Collection entries:

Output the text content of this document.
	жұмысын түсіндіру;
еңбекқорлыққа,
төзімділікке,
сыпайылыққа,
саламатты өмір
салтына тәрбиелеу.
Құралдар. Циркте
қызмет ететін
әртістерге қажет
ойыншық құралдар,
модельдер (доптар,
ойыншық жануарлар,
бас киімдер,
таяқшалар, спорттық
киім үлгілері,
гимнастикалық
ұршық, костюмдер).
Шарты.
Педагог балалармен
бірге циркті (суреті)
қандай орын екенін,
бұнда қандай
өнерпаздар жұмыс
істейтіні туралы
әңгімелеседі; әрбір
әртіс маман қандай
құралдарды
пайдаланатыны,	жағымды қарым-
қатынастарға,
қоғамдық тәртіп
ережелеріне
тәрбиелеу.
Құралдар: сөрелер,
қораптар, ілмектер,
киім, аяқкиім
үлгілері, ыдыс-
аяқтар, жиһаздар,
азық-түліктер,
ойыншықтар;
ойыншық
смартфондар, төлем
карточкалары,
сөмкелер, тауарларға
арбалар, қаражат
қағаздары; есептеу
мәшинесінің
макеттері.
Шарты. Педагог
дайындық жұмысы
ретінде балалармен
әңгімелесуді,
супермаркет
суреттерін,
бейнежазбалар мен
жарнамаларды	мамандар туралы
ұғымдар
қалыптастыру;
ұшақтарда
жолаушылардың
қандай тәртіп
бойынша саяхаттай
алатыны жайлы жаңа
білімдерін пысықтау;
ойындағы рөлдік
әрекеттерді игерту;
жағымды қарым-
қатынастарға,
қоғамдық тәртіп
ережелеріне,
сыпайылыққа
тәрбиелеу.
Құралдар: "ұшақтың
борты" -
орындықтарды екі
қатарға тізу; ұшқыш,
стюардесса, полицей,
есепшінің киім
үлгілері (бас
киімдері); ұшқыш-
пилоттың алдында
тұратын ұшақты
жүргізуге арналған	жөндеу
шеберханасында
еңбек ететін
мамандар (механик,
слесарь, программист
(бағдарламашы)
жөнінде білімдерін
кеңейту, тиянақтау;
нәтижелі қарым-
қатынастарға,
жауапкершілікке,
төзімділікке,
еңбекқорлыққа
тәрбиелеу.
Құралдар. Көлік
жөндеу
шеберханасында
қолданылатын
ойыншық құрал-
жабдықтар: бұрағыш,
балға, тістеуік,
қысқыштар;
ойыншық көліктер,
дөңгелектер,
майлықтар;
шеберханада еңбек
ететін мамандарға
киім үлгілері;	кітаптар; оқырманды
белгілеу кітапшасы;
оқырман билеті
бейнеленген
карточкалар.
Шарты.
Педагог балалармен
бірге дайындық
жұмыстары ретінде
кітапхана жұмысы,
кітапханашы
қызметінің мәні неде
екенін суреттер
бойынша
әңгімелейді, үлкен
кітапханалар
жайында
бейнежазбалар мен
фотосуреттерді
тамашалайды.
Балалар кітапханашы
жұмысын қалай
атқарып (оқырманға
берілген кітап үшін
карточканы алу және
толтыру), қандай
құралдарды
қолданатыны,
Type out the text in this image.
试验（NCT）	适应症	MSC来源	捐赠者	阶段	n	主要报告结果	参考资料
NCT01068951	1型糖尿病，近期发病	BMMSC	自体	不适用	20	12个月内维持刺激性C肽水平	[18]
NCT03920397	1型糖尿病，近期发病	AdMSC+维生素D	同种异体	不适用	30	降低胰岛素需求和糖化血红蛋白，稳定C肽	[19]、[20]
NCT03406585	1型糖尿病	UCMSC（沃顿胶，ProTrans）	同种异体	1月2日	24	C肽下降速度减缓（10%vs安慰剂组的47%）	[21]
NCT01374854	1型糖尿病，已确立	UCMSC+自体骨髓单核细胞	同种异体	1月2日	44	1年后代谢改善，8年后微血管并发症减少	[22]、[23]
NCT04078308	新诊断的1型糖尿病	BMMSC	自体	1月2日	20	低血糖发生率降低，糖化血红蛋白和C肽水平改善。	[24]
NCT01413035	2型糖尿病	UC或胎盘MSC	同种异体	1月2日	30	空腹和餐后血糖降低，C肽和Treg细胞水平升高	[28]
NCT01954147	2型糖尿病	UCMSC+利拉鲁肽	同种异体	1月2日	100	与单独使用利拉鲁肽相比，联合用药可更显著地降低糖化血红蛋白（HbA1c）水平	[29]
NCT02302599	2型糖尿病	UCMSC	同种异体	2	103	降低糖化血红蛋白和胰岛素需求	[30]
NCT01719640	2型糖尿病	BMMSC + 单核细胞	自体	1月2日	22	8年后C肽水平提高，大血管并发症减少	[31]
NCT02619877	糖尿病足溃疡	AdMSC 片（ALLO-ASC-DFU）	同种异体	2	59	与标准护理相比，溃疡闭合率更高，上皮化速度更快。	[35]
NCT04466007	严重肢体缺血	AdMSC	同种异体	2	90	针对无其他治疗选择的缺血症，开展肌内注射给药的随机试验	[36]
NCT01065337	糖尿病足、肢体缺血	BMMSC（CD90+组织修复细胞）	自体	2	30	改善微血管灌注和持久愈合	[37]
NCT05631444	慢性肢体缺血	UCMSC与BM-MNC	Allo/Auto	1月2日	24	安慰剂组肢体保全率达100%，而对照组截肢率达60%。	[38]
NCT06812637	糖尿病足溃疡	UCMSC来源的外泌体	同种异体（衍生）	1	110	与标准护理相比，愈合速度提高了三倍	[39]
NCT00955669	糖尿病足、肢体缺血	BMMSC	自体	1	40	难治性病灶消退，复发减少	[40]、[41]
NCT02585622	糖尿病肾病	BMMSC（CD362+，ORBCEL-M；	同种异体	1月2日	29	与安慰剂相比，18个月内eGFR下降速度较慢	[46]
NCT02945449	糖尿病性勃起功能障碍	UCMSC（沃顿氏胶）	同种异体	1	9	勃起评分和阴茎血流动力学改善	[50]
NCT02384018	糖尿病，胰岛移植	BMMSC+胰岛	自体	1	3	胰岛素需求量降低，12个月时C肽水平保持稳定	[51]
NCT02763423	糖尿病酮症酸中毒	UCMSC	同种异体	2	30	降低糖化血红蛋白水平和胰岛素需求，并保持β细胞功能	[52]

### WHAT YOU WILL DO
Pull out each line of the records holding the string "BMMSC".

### SOLUTION FOR THIS EXERCISE
NCT01068951	1型糖尿病，近期发病	BMMSC	自体	不适用	20	12个月内维持刺激性C肽水平	[18]
NCT04078308	新诊断的1型糖尿病	BMMSC	自体	1月2日	20	低血糖发生率降低，糖化血红蛋白和C肽水平改善。	[24]
NCT01719640	2型糖尿病	BMMSC + 单核细胞	自体	1月2日	22	8年后C肽水平提高，大血管并发症减少	[31]
NCT01065337	糖尿病足、肢体缺血	BMMSC（CD90+组织修复细胞）	自体	2	30	改善微血管灌注和持久愈合	[37]
NCT00955669	糖尿病足、肢体缺血	BMMSC	自体	1	40	难治性病灶消退，复发减少	[40]、[41]
NCT02585622	糖尿病肾病	BMMSC（CD362+，ORBCEL-M；	同种异体	1月2日	29	与安慰剂相比，18个月内eGFR下降速度较慢	[46]
NCT02384018	糖尿病，胰岛移植	BMMSC+胰岛	自体	1	3	胰岛素需求量降低，12个月时C肽水平保持稳定	[51]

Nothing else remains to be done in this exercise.